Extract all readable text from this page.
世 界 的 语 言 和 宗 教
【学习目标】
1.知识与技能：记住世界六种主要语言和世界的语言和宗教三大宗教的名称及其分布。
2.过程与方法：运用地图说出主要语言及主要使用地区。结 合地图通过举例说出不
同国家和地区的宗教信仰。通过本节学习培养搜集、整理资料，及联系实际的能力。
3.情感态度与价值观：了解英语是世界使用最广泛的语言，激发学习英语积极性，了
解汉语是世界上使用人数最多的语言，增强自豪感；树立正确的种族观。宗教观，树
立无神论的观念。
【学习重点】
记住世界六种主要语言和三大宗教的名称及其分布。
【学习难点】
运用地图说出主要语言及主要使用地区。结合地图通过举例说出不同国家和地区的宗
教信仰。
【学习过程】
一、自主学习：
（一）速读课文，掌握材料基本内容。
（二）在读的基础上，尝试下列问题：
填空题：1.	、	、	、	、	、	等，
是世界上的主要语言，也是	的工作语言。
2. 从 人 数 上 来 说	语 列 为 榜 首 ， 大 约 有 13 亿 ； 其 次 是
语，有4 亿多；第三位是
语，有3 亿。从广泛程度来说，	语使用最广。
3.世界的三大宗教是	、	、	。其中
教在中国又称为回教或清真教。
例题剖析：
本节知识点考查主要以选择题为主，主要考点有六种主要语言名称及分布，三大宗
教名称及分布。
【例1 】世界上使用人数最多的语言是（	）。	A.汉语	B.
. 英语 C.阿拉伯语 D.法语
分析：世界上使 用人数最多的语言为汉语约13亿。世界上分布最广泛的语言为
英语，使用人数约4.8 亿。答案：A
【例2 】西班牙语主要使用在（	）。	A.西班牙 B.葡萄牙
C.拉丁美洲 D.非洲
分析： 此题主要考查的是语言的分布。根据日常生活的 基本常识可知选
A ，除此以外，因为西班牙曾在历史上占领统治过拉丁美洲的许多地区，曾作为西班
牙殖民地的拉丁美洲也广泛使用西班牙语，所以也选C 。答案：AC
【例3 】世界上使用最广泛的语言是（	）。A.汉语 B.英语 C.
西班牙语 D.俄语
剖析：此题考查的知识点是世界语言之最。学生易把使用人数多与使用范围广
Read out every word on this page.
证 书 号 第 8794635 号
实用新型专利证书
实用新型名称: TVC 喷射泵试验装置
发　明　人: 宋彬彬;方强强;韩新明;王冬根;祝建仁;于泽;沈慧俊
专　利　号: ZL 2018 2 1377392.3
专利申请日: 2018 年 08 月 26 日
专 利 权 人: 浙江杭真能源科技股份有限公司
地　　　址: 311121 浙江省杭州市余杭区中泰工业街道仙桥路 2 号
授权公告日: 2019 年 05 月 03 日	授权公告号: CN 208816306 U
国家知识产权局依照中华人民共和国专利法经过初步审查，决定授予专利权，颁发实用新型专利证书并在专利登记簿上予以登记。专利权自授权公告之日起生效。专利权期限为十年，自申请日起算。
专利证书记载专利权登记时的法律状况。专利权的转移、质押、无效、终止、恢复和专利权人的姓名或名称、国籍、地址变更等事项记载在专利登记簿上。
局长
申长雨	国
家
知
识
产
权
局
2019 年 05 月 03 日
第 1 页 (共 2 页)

------------------------------

The problem: Using the records above, say how many lines include the string "page". Only the number is wanted.

Full output: 2